**GIVEN INSTRUCTION:** Output the lines that follow exactly as they are.

Saved data entries:
---+---
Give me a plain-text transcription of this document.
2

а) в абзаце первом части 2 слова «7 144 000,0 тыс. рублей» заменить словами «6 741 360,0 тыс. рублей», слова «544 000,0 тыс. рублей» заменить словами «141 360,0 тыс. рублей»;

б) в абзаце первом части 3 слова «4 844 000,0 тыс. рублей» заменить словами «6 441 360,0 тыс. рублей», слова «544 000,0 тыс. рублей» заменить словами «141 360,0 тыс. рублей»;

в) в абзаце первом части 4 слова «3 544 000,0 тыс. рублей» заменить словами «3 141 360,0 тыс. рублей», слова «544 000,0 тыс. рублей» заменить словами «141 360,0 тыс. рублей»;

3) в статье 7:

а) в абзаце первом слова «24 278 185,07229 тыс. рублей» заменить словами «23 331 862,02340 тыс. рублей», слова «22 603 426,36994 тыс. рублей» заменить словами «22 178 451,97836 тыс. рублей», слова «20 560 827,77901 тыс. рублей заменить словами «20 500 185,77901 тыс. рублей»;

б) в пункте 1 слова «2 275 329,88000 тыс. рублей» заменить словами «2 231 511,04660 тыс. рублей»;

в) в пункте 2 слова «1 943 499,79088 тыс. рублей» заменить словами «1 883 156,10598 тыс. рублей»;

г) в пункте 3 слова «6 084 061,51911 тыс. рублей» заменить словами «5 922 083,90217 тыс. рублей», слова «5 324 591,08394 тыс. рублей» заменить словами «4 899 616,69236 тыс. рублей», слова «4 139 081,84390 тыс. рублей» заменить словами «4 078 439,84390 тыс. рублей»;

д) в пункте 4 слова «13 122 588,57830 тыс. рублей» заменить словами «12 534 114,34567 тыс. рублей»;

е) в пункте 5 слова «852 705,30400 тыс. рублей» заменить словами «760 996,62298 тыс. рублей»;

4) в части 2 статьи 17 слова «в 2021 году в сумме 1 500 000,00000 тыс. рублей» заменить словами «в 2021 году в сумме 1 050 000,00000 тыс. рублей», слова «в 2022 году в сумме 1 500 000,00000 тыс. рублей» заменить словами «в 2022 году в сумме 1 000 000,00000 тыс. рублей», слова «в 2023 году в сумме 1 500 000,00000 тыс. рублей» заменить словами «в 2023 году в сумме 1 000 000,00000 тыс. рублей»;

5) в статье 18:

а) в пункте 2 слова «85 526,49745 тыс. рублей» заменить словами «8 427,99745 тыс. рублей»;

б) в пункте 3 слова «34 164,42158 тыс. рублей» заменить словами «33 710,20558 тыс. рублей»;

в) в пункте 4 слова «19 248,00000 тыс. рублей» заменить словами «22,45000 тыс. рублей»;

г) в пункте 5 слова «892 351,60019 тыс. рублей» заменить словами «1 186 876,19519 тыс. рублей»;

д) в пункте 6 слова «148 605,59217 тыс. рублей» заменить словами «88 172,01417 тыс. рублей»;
---+---
**SOLUTION FOR THIS PROBLEM:**
Give me a plain-text transcription of this document.
2

а) в абзаце первом части 2 слова «7 144 000,0 тыс. рублей» заменить словами «6 741 360,0 тыс. рублей», слова «544 000,0 тыс. рублей» заменить словами «141 360,0 тыс. рублей»;

б) в абзаце первом части 3 слова «4 844 000,0 тыс. рублей» заменить словами «6 441 360,0 тыс. рублей», слова «544 000,0 тыс. рублей» заменить словами «141 360,0 тыс. рублей»;

в) в абзаце первом части 4 слова «3 544 000,0 тыс. рублей» заменить словами «3 141 360,0 тыс. рублей», слова «544 000,0 тыс. рублей» заменить словами «141 360,0 тыс. рублей»;

3) в статье 7:

а) в абзаце первом слова «24 278 185,07229 тыс. рублей» заменить словами «23 331 862,02340 тыс. рублей», слова «22 603 426,36994 тыс. рублей» заменить словами «22 178 451,97836 тыс. рублей», слова «20 560 827,77901 тыс. рублей заменить словами «20 500 185,77901 тыс. рублей»;

б) в пункте 1 слова «2 275 329,88000 тыс. рублей» заменить словами «2 231 511,04660 тыс. рублей»;

в) в пункте 2 слова «1 943 499,79088 тыс. рублей» заменить словами «1 883 156,10598 тыс. рублей»;

г) в пункте 3 слова «6 084 061,51911 тыс. рублей» заменить словами «5 922 083,90217 тыс. рублей», слова «5 324 591,08394 тыс. рублей» заменить словами «4 899 616,69236 тыс. рублей», слова «4 139 081,84390 тыс. рублей» заменить словами «4 078 439,84390 тыс. рублей»;

д) в пункте 4 слова «13 122 588,57830 тыс. рублей» заменить словами «12 534 114,34567 тыс. рублей»;

е) в пункте 5 слова «852 705,30400 тыс. рублей» заменить словами «760 996,62298 тыс. рублей»;

4) в части 2 статьи 17 слова «в 2021 году в сумме 1 500 000,00000 тыс. рублей» заменить словами «в 2021 году в сумме 1 050 000,00000 тыс. рублей», слова «в 2022 году в сумме 1 500 000,00000 тыс. рублей» заменить словами «в 2022 году в сумме 1 000 000,00000 тыс. рублей», слова «в 2023 году в сумме 1 500 000,00000 тыс. рублей» заменить словами «в 2023 году в сумме 1 000 000,00000 тыс. рублей»;

5) в статье 18:

а) в пункте 2 слова «85 526,49745 тыс. рублей» заменить словами «8 427,99745 тыс. рублей»;

б) в пункте 3 слова «34 164,42158 тыс. рублей» заменить словами «33 710,20558 тыс. рублей»;

в) в пункте 4 слова «19 248,00000 тыс. рублей» заменить словами «22,45000 тыс. рублей»;

г) в пункте 5 слова «892 351,60019 тыс. рублей» заменить словами «1 186 876,19519 тыс. рублей»;

д) в пункте 6 слова «148 605,59217 тыс. рублей» заменить словами «88 172,01417 тыс. рублей»;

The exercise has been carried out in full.